Problem to work on: Gather every line from the entries below that includes "text".

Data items
'''
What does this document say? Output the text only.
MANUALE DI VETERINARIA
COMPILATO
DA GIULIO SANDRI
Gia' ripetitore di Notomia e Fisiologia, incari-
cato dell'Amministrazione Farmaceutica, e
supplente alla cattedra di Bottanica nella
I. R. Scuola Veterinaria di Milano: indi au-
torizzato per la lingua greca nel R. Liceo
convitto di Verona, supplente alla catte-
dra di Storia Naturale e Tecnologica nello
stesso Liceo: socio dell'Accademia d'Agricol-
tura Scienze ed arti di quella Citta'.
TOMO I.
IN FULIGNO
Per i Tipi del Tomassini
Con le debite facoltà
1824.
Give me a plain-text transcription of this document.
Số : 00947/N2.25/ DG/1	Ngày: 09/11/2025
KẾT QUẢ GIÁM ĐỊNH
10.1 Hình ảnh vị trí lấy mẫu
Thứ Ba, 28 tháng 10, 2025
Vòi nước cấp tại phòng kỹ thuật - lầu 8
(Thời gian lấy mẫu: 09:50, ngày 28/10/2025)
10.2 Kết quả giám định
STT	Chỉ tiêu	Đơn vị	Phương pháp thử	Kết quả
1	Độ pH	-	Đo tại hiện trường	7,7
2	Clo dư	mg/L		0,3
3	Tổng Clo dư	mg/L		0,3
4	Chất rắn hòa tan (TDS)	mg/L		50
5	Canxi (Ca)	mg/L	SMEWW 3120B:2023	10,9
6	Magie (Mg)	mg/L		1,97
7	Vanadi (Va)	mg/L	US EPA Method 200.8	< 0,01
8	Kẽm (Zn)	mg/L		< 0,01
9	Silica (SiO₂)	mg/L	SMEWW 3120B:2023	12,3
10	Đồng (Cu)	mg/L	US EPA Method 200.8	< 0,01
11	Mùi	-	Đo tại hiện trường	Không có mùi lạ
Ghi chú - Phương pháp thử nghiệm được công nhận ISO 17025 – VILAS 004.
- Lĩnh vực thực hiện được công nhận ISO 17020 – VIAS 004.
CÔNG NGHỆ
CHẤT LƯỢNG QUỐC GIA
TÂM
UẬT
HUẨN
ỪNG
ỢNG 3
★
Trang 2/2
'''
The result:
What does this document say? Output the text only.
Give me a plain-text transcription of this document.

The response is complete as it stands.